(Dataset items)
--

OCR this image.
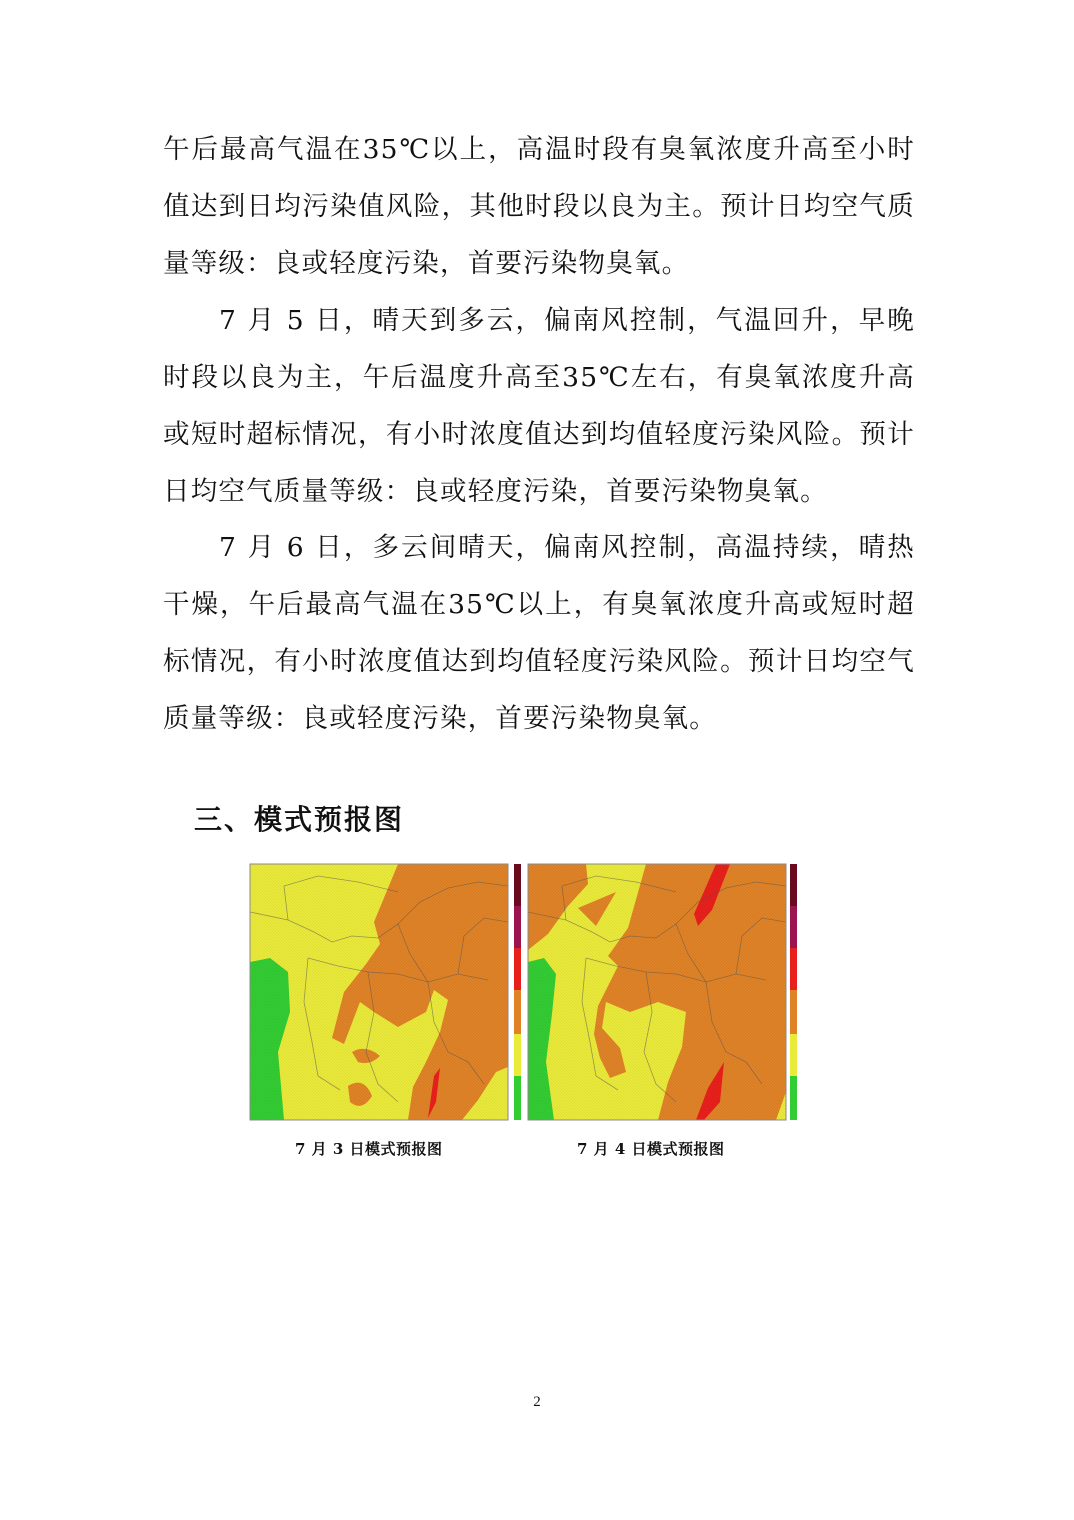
午后最高气温在35℃以上，高温时段有臭氧浓度升高至小时值达到日均污染值风险，其他时段以良为主。预计日均空气质量等级：良或轻度污染，首要污染物臭氧。

7 月 5 日，晴天到多云，偏南风控制，气温回升，早晚时段以良为主，午后温度升高至35℃左右，有臭氧浓度升高或短时超标情况，有小时浓度值达到均值轻度污染风险。预计日均空气质量等级：良或轻度污染，首要污染物臭氧。

7 月 6 日，多云间晴天，偏南风控制，高温持续，晴热干燥，午后最高气温在35℃以上，有臭氧浓度升高或短时超标情况，有小时浓度值达到均值轻度污染风险。预计日均空气质量等级：良或轻度污染，首要污染物臭氧。

三、模式预报图
7 月 3 日模式预报图	7 月 4 日模式预报图
2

--

SHORT EXERCISE:
Among the entries above, identify all lines with "预计日均空气质量等级" and copy them.

ANSWER TO THE PROBLEM:
午后最高气温在35℃以上，高温时段有臭氧浓度升高至小时值达到日均污染值风险，其他时段以良为主。预计日均空气质量等级：良或轻度污染，首要污染物臭氧。
7 月 5 日，晴天到多云，偏南风控制，气温回升，早晚时段以良为主，午后温度升高至35℃左右，有臭氧浓度升高或短时超标情况，有小时浓度值达到均值轻度污染风险。预计日均空气质量等级：良或轻度污染，首要污染物臭氧。
7 月 6 日，多云间晴天，偏南风控制，高温持续，晴热干燥，午后最高气温在35℃以上，有臭氧浓度升高或短时超标情况，有小时浓度值达到均值轻度污染风险。预计日均空气质量等级：良或轻度污染，首要污染物臭氧。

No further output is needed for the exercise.